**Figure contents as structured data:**
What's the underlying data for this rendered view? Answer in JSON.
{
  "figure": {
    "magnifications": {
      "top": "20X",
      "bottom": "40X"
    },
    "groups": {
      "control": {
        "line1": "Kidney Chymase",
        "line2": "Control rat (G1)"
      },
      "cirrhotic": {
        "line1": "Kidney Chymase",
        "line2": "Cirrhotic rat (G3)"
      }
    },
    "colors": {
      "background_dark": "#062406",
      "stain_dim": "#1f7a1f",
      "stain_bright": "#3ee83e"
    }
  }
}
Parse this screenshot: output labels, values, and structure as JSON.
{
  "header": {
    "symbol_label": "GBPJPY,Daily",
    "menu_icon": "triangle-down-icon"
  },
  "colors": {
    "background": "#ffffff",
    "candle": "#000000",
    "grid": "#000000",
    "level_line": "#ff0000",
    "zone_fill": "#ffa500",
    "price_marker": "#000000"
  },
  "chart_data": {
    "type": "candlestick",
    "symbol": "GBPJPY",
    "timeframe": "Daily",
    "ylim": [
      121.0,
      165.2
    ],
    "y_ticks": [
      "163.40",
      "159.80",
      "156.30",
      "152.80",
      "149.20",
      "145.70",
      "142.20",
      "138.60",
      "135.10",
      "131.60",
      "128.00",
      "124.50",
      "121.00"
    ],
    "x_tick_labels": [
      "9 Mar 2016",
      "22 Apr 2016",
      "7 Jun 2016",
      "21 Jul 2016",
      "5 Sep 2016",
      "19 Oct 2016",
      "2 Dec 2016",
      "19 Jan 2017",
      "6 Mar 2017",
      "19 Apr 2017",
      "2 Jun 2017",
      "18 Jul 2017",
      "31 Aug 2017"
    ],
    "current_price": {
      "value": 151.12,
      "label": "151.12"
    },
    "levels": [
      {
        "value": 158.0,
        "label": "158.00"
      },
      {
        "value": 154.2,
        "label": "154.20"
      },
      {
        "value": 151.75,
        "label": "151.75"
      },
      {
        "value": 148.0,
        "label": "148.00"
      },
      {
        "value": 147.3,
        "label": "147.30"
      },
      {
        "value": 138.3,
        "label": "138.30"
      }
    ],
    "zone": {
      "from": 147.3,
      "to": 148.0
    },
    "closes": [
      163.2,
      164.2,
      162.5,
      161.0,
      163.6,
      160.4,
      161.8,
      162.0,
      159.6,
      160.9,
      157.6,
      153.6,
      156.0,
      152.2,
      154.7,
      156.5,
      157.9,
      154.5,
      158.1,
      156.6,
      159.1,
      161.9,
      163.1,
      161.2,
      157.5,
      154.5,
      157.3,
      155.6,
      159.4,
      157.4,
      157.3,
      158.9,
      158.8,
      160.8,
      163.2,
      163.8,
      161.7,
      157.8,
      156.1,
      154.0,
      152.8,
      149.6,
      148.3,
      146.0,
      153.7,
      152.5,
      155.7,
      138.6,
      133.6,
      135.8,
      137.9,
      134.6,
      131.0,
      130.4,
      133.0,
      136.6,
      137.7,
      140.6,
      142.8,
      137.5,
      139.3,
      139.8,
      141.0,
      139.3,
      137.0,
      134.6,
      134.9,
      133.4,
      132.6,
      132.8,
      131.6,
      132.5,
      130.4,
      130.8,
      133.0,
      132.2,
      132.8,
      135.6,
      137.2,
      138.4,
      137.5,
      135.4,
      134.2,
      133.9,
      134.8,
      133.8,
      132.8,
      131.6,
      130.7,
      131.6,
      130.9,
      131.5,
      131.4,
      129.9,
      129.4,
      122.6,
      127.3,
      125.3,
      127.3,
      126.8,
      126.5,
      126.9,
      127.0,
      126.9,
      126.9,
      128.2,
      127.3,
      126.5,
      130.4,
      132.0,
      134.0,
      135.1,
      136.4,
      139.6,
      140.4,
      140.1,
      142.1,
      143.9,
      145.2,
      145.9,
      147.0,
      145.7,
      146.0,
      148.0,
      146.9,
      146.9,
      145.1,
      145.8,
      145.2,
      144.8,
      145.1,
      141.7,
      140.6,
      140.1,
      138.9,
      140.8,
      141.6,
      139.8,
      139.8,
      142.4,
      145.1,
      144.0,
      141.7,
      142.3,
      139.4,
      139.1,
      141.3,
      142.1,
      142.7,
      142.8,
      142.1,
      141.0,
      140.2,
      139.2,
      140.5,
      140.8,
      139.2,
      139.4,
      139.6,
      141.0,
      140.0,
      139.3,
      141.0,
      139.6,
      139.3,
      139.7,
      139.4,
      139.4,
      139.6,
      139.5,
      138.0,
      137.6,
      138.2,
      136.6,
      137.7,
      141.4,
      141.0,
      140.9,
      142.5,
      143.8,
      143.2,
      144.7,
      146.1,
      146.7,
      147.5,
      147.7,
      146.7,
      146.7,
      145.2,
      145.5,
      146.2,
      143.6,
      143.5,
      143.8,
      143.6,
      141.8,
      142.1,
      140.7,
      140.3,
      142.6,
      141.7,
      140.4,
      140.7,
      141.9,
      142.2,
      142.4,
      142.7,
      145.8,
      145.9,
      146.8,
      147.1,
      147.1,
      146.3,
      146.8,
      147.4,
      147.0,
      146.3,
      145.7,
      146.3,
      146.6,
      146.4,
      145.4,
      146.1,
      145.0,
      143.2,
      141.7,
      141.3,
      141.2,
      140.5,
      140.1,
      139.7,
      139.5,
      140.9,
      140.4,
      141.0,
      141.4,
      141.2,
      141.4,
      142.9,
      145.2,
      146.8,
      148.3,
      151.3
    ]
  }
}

**What you are asked to do:**
Go through the data and return every record exactly.

**Problem solution:**
What's the underlying data for this rendered view? Answer in JSON.
{
  "figure": {
    "magnifications": {
      "top": "20X",
      "bottom": "40X"
    },
    "groups": {
      "control": {
        "line1": "Kidney Chymase",
        "line2": "Control rat (G1)"
      },
      "cirrhotic": {
        "line1": "Kidney Chymase",
        "line2": "Cirrhotic rat (G3)"
      }
    },
    "colors": {
      "background_dark": "#062406",
      "stain_dim": "#1f7a1f",
      "stain_bright": "#3ee83e"
    }
  }
}
Parse this screenshot: output labels, values, and structure as JSON.
{
  "header": {
    "symbol_label": "GBPJPY,Daily",
    "menu_icon": "triangle-down-icon"
  },
  "colors": {
    "background": "#ffffff",
    "candle": "#000000",
    "grid": "#000000",
    "level_line": "#ff0000",
    "zone_fill": "#ffa500",
    "price_marker": "#000000"
  },
  "chart_data": {
    "type": "candlestick",
    "symbol": "GBPJPY",
    "timeframe": "Daily",
    "ylim": [
      121.0,
      165.2
    ],
    "y_ticks": [
      "163.40",
      "159.80",
      "156.30",
      "152.80",
      "149.20",
      "145.70",
      "142.20",
      "138.60",
      "135.10",
      "131.60",
      "128.00",
      "124.50",
      "121.00"
    ],
    "x_tick_labels": [
      "9 Mar 2016",
      "22 Apr 2016",
      "7 Jun 2016",
      "21 Jul 2016",
      "5 Sep 2016",
      "19 Oct 2016",
      "2 Dec 2016",
      "19 Jan 2017",
      "6 Mar 2017",
      "19 Apr 2017",
      "2 Jun 2017",
      "18 Jul 2017",
      "31 Aug 2017"
    ],
    "current_price": {
      "value": 151.12,
      "label": "151.12"
    },
    "levels": [
      {
        "value": 158.0,
        "label": "158.00"
      },
      {
        "value": 154.2,
        "label": "154.20"
      },
      {
        "value": 151.75,
        "label": "151.75"
      },
      {
        "value": 148.0,
        "label": "148.00"
      },
      {
        "value": 147.3,
        "label": "147.30"
      },
      {
        "value": 138.3,
        "label": "138.30"
      }
    ],
    "zone": {
      "from": 147.3,
      "to": 148.0
    },
    "closes": [
      163.2,
      164.2,
      162.5,
      161.0,
      163.6,
      160.4,
      161.8,
      162.0,
      159.6,
      160.9,
      157.6,
      153.6,
      156.0,
      152.2,
      154.7,
      156.5,
      157.9,
      154.5,
      158.1,
      156.6,
      159.1,
      161.9,
      163.1,
      161.2,
      157.5,
      154.5,
      157.3,
      155.6,
      159.4,
      157.4,
      157.3,
      158.9,
      158.8,
      160.8,
      163.2,
      163.8,
      161.7,
      157.8,
      156.1,
      154.0,
      152.8,
      149.6,
      148.3,
      146.0,
      153.7,
      152.5,
      155.7,
      138.6,
      133.6,
      135.8,
      137.9,
      134.6,
      131.0,
      130.4,
      133.0,
      136.6,
      137.7,
      140.6,
      142.8,
      137.5,
      139.3,
      139.8,
      141.0,
      139.3,
      137.0,
      134.6,
      134.9,
      133.4,
      132.6,
      132.8,
      131.6,
      132.5,
      130.4,
      130.8,
      133.0,
      132.2,
      132.8,
      135.6,
      137.2,
      138.4,
      137.5,
      135.4,
      134.2,
      133.9,
      134.8,
      133.8,
      132.8,
      131.6,
      130.7,
      131.6,
      130.9,
      131.5,
      131.4,
      129.9,
      129.4,
      122.6,
      127.3,
      125.3,
      127.3,
      126.8,
      126.5,
      126.9,
      127.0,
      126.9,
      126.9,
      128.2,
      127.3,
      126.5,
      130.4,
      132.0,
      134.0,
      135.1,
      136.4,
      139.6,
      140.4,
      140.1,
      142.1,
      143.9,
      145.2,
      145.9,
      147.0,
      145.7,
      146.0,
      148.0,
      146.9,
      146.9,
      145.1,
      145.8,
      145.2,
      144.8,
      145.1,
      141.7,
      140.6,
      140.1,
      138.9,
      140.8,
      141.6,
      139.8,
      139.8,
      142.4,
      145.1,
      144.0,
      141.7,
      142.3,
      139.4,
      139.1,
      141.3,
      142.1,
      142.7,
      142.8,
      142.1,
      141.0,
      140.2,
      139.2,
      140.5,
      140.8,
      139.2,
      139.4,
      139.6,
      141.0,
      140.0,
      139.3,
      141.0,
      139.6,
      139.3,
      139.7,
      139.4,
      139.4,
      139.6,
      139.5,
      138.0,
      137.6,
      138.2,
      136.6,
      137.7,
      141.4,
      141.0,
      140.9,
      142.5,
      143.8,
      143.2,
      144.7,
      146.1,
      146.7,
      147.5,
      147.7,
      146.7,
      146.7,
      145.2,
      145.5,
      146.2,
      143.6,
      143.5,
      143.8,
      143.6,
      141.8,
      142.1,
      140.7,
      140.3,
      142.6,
      141.7,
      140.4,
      140.7,
      141.9,
      142.2,
      142.4,
      142.7,
      145.8,
      145.9,
      146.8,
      147.1,
      147.1,
      146.3,
      146.8,
      147.4,
      147.0,
      146.3,
      145.7,
      146.3,
      146.6,
      146.4,
      145.4,
      146.1,
      145.0,
      143.2,
      141.7,
      141.3,
      141.2,
      140.5,
      140.1,
      139.7,
      139.5,
      140.9,
      140.4,
      141.0,
      141.4,
      141.2,
      141.4,
      142.9,
      145.2,
      146.8,
      148.3,
      151.3
    ]
  }
}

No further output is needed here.